Write each line out again exactly as written.

Stored records:
• • • • • • •
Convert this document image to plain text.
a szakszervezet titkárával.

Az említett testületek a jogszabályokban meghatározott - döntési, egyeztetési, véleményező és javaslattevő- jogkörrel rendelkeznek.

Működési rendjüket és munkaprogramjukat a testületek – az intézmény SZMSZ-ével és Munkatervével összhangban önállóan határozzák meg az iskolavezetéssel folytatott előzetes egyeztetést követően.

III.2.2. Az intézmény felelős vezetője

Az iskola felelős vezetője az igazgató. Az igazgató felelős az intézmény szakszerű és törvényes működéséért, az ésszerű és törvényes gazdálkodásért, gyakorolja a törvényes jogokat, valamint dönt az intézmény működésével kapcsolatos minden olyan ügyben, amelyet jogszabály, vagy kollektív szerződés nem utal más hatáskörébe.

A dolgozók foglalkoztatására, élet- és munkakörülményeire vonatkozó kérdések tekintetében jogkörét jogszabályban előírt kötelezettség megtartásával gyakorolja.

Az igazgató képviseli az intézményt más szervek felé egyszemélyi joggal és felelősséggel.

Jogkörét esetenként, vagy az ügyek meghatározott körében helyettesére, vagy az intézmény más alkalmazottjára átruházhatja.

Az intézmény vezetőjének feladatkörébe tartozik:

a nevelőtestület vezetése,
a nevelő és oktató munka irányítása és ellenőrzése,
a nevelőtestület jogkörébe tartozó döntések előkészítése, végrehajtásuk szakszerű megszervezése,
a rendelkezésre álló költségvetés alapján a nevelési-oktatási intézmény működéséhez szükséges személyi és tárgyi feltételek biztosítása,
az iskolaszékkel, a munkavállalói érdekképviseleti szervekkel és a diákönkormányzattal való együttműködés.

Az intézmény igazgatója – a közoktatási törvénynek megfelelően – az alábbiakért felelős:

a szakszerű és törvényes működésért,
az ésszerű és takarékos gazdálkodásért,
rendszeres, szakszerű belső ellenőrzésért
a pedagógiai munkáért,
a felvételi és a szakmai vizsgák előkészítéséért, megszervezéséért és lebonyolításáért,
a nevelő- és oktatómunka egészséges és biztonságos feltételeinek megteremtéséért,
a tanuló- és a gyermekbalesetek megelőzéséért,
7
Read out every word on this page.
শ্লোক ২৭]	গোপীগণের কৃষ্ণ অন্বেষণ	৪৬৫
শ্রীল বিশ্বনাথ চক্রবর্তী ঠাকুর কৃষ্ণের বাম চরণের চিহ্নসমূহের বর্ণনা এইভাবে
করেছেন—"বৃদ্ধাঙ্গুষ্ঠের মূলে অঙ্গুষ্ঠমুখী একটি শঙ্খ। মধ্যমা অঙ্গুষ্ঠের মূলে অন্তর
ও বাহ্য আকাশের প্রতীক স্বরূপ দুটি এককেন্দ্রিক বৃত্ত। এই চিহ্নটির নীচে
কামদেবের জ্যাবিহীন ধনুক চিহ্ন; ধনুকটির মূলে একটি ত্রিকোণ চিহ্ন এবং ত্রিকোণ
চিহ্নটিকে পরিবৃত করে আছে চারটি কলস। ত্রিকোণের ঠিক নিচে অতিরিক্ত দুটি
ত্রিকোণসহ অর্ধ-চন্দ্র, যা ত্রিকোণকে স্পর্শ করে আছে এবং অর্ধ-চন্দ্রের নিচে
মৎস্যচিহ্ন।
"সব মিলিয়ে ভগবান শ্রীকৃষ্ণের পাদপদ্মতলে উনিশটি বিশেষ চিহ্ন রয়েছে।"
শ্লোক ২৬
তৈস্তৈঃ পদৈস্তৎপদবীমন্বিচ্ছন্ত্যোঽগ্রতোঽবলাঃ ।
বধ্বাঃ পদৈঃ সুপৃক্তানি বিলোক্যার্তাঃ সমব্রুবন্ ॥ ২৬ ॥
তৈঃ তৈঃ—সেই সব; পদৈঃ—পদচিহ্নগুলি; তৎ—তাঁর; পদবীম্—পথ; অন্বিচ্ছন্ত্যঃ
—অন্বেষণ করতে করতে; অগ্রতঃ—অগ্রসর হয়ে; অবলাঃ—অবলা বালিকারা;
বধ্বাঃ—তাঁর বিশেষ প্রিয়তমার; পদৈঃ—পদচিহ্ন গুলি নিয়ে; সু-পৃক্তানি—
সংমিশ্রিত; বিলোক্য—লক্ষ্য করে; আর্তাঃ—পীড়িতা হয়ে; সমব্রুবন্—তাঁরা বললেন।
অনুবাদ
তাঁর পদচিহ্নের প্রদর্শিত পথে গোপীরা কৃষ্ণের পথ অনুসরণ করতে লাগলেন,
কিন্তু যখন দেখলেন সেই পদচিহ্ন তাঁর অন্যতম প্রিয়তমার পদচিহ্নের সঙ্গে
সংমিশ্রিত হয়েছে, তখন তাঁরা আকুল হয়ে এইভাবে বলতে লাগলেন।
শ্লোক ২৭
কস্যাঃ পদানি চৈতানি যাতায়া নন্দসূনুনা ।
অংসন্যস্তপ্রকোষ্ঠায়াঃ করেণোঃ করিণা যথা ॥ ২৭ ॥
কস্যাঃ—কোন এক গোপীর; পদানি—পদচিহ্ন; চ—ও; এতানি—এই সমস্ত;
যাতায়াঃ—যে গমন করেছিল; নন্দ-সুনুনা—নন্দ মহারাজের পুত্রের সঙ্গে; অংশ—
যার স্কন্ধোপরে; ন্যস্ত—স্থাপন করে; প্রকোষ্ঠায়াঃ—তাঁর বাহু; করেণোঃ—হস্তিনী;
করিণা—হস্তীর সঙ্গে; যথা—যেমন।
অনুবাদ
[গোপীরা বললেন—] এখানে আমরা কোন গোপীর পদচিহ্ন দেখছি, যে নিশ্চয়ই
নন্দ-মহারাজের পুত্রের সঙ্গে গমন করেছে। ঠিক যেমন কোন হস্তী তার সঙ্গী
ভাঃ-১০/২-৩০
• • • • • • •
Task answer
Convert this document image to plain text.
a szakszervezet titkárával.

Az említett testületek a jogszabályokban meghatározott - döntési, egyeztetési, véleményező és javaslattevő- jogkörrel rendelkeznek.

Működési rendjüket és munkaprogramjukat a testületek – az intézmény SZMSZ-ével és Munkatervével összhangban önállóan határozzák meg az iskolavezetéssel folytatott előzetes egyeztetést követően.

III.2.2. Az intézmény felelős vezetője

Az iskola felelős vezetője az igazgató. Az igazgató felelős az intézmény szakszerű és törvényes működéséért, az ésszerű és törvényes gazdálkodásért, gyakorolja a törvényes jogokat, valamint dönt az intézmény működésével kapcsolatos minden olyan ügyben, amelyet jogszabály, vagy kollektív szerződés nem utal más hatáskörébe.

A dolgozók foglalkoztatására, élet- és munkakörülményeire vonatkozó kérdések tekintetében jogkörét jogszabályban előírt kötelezettség megtartásával gyakorolja.

Az igazgató képviseli az intézményt más szervek felé egyszemélyi joggal és felelősséggel.

Jogkörét esetenként, vagy az ügyek meghatározott körében helyettesére, vagy az intézmény más alkalmazottjára átruházhatja.

Az intézmény vezetőjének feladatkörébe tartozik:

a nevelőtestület vezetése,
a nevelő és oktató munka irányítása és ellenőrzése,
a nevelőtestület jogkörébe tartozó döntések előkészítése, végrehajtásuk szakszerű megszervezése,
a rendelkezésre álló költségvetés alapján a nevelési-oktatási intézmény működéséhez szükséges személyi és tárgyi feltételek biztosítása,
az iskolaszékkel, a munkavállalói érdekképviseleti szervekkel és a diákönkormányzattal való együttműködés.

Az intézmény igazgatója – a közoktatási törvénynek megfelelően – az alábbiakért felelős:

a szakszerű és törvényes működésért,
az ésszerű és takarékos gazdálkodásért,
rendszeres, szakszerű belső ellenőrzésért
a pedagógiai munkáért,
a felvételi és a szakmai vizsgák előkészítéséért, megszervezéséért és lebonyolításáért,
a nevelő- és oktatómunka egészséges és biztonságos feltételeinek megteremtéséért,
a tanuló- és a gyermekbalesetek megelőzéséért,
7
Read out every word on this page.
শ্লোক ২৭]	গোপীগণের কৃষ্ণ অন্বেষণ	৪৬৫
শ্রীল বিশ্বনাথ চক্রবর্তী ঠাকুর কৃষ্ণের বাম চরণের চিহ্নসমূহের বর্ণনা এইভাবে
করেছেন—"বৃদ্ধাঙ্গুষ্ঠের মূলে অঙ্গুষ্ঠমুখী একটি শঙ্খ। মধ্যমা অঙ্গুষ্ঠের মূলে অন্তর
ও বাহ্য আকাশের প্রতীক স্বরূপ দুটি এককেন্দ্রিক বৃত্ত। এই চিহ্নটির নীচে
কামদেবের জ্যাবিহীন ধনুক চিহ্ন; ধনুকটির মূলে একটি ত্রিকোণ চিহ্ন এবং ত্রিকোণ
চিহ্নটিকে পরিবৃত করে আছে চারটি কলস। ত্রিকোণের ঠিক নিচে অতিরিক্ত দুটি
ত্রিকোণসহ অর্ধ-চন্দ্র, যা ত্রিকোণকে স্পর্শ করে আছে এবং অর্ধ-চন্দ্রের নিচে
মৎস্যচিহ্ন।
"সব মিলিয়ে ভগবান শ্রীকৃষ্ণের পাদপদ্মতলে উনিশটি বিশেষ চিহ্ন রয়েছে।"
শ্লোক ২৬
তৈস্তৈঃ পদৈস্তৎপদবীমন্বিচ্ছন্ত্যোঽগ্রতোঽবলাঃ ।
বধ্বাঃ পদৈঃ সুপৃক্তানি বিলোক্যার্তাঃ সমব্রুবন্ ॥ ২৬ ॥
তৈঃ তৈঃ—সেই সব; পদৈঃ—পদচিহ্নগুলি; তৎ—তাঁর; পদবীম্—পথ; অন্বিচ্ছন্ত্যঃ
—অন্বেষণ করতে করতে; অগ্রতঃ—অগ্রসর হয়ে; অবলাঃ—অবলা বালিকারা;
বধ্বাঃ—তাঁর বিশেষ প্রিয়তমার; পদৈঃ—পদচিহ্ন গুলি নিয়ে; সু-পৃক্তানি—
সংমিশ্রিত; বিলোক্য—লক্ষ্য করে; আর্তাঃ—পীড়িতা হয়ে; সমব্রুবন্—তাঁরা বললেন।
অনুবাদ
তাঁর পদচিহ্নের প্রদর্শিত পথে গোপীরা কৃষ্ণের পথ অনুসরণ করতে লাগলেন,
কিন্তু যখন দেখলেন সেই পদচিহ্ন তাঁর অন্যতম প্রিয়তমার পদচিহ্নের সঙ্গে
সংমিশ্রিত হয়েছে, তখন তাঁরা আকুল হয়ে এইভাবে বলতে লাগলেন।
শ্লোক ২৭
কস্যাঃ পদানি চৈতানি যাতায়া নন্দসূনুনা ।
অংসন্যস্তপ্রকোষ্ঠায়াঃ করেণোঃ করিণা যথা ॥ ২৭ ॥
কস্যাঃ—কোন এক গোপীর; পদানি—পদচিহ্ন; চ—ও; এতানি—এই সমস্ত;
যাতায়াঃ—যে গমন করেছিল; নন্দ-সুনুনা—নন্দ মহারাজের পুত্রের সঙ্গে; অংশ—
যার স্কন্ধোপরে; ন্যস্ত—স্থাপন করে; প্রকোষ্ঠায়াঃ—তাঁর বাহু; করেণোঃ—হস্তিনী;
করিণা—হস্তীর সঙ্গে; যথা—যেমন।
অনুবাদ
[গোপীরা বললেন—] এখানে আমরা কোন গোপীর পদচিহ্ন দেখছি, যে নিশ্চয়ই
নন্দ-মহারাজের পুত্রের সঙ্গে গমন করেছে। ঠিক যেমন কোন হস্তী তার সঙ্গী
ভাঃ-১০/২-৩০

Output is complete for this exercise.